┏━━

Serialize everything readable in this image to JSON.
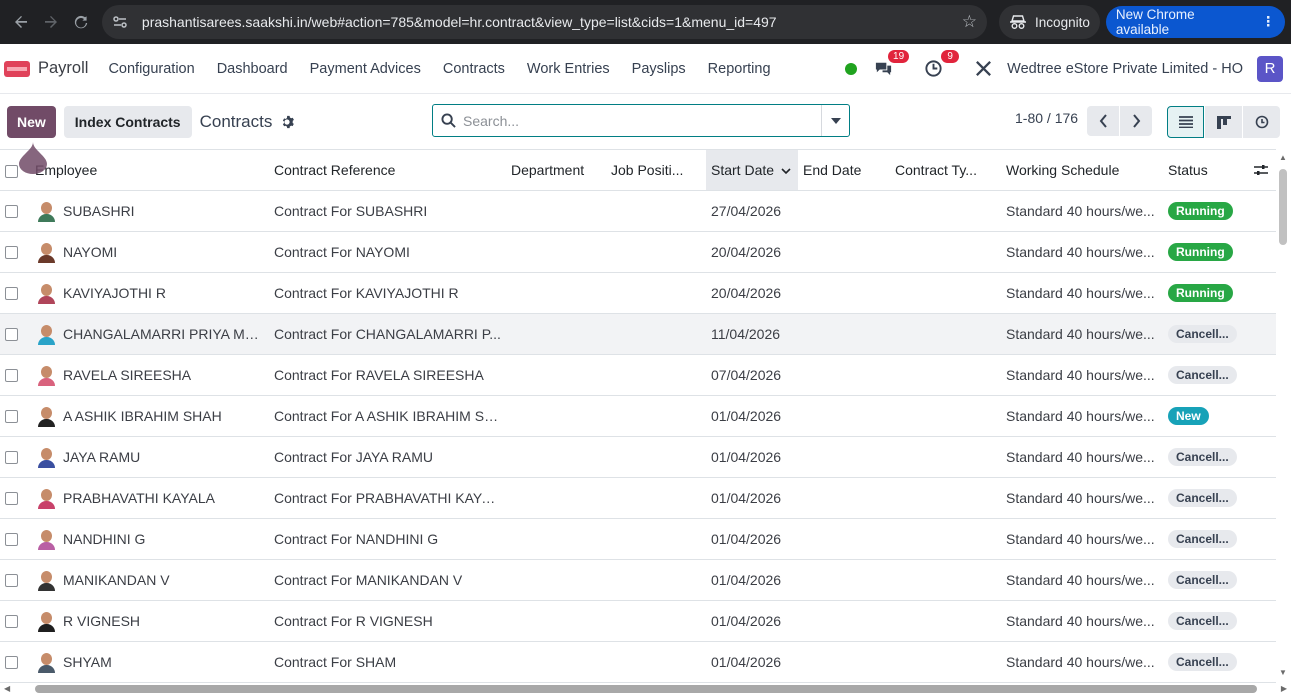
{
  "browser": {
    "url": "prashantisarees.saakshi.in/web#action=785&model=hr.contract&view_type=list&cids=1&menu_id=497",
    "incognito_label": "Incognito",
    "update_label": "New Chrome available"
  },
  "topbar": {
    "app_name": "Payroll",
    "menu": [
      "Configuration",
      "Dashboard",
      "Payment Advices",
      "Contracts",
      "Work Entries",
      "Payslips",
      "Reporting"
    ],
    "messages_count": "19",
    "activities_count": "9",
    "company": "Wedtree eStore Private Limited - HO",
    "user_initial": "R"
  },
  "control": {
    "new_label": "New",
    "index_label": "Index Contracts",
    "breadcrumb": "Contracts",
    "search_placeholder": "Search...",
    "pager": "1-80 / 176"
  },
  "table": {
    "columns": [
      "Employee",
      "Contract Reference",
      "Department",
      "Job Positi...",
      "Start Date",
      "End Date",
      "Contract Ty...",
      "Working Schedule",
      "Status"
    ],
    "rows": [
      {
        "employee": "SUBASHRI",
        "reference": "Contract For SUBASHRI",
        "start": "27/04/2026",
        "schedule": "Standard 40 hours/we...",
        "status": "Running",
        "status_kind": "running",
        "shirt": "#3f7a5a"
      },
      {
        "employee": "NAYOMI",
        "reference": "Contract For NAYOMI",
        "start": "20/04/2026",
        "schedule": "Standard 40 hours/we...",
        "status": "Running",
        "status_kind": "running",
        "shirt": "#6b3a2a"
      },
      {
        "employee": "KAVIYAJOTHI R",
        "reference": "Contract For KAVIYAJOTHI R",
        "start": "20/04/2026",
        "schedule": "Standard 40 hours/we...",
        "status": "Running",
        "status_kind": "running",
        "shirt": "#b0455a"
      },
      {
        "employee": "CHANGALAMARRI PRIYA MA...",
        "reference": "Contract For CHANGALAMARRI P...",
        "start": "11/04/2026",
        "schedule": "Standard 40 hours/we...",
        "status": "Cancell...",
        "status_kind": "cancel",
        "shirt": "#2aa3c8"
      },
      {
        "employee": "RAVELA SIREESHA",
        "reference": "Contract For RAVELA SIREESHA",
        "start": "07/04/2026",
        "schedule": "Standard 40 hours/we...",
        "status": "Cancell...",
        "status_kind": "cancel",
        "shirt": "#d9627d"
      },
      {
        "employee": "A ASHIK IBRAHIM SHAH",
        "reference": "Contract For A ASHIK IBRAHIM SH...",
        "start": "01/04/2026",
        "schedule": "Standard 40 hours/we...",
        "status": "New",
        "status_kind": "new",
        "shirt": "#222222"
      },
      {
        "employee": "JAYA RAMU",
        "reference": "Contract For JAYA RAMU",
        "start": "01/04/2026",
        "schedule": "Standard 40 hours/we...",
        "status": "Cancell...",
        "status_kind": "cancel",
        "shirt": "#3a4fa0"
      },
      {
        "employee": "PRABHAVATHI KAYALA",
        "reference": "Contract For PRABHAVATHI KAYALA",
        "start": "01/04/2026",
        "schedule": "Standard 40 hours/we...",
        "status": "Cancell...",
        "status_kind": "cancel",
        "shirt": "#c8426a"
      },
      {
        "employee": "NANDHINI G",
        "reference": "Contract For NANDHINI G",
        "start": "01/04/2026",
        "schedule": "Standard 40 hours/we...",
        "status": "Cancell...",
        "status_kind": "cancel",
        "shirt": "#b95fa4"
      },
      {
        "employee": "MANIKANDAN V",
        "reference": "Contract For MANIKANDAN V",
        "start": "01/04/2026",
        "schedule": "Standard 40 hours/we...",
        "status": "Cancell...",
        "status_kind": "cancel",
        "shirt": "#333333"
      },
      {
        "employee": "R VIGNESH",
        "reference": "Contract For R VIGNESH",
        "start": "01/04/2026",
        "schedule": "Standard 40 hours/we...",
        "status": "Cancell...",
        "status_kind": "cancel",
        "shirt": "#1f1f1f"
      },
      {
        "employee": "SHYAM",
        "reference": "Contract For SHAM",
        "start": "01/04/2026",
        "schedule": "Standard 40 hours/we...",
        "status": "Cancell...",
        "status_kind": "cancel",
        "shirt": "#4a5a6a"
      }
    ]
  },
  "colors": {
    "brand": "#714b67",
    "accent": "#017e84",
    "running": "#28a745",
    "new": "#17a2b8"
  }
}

┗━━

**Exercise goal:**
What is the number of lines in the records that contain the word "SUBASHRI"? Answer with the number and nothing else.

**Solution for this problem:**
2